• **Goal of the exercise**: Find the string "color" in the data, then copy every line where it is found.

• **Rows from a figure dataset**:
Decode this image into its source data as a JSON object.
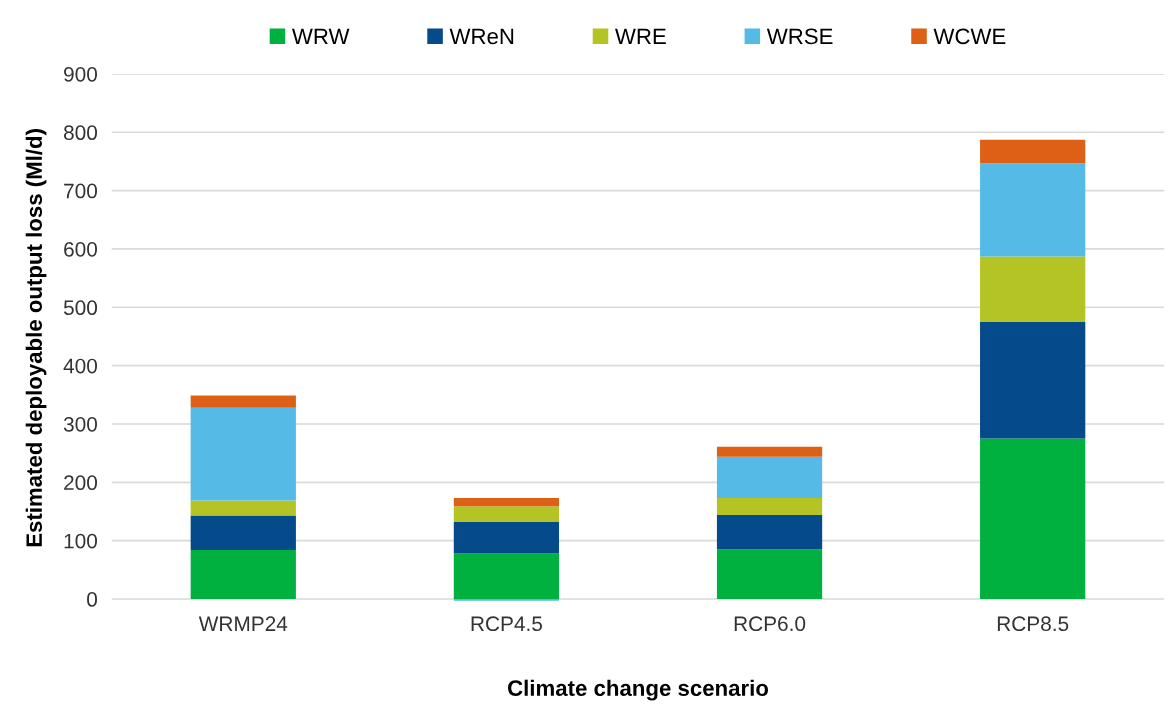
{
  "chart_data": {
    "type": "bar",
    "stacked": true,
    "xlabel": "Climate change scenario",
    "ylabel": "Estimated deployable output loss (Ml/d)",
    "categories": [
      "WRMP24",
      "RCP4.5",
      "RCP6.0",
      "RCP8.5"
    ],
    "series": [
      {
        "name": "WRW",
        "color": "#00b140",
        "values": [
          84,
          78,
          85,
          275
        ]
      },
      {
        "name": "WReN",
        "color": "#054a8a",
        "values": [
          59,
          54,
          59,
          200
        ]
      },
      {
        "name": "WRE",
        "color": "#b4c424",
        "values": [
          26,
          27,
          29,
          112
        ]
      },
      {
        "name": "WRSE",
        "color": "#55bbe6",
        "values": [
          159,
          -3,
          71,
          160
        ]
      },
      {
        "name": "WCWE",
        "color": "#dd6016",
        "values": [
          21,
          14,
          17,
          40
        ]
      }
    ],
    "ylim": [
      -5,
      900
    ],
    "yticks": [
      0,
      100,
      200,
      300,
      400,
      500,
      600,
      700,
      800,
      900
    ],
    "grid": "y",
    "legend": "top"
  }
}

• **Result**:
        "color": "#00b140",
        "color": "#054a8a",
        "color": "#b4c424",
        "color": "#55bbe6",
        "color": "#dd6016",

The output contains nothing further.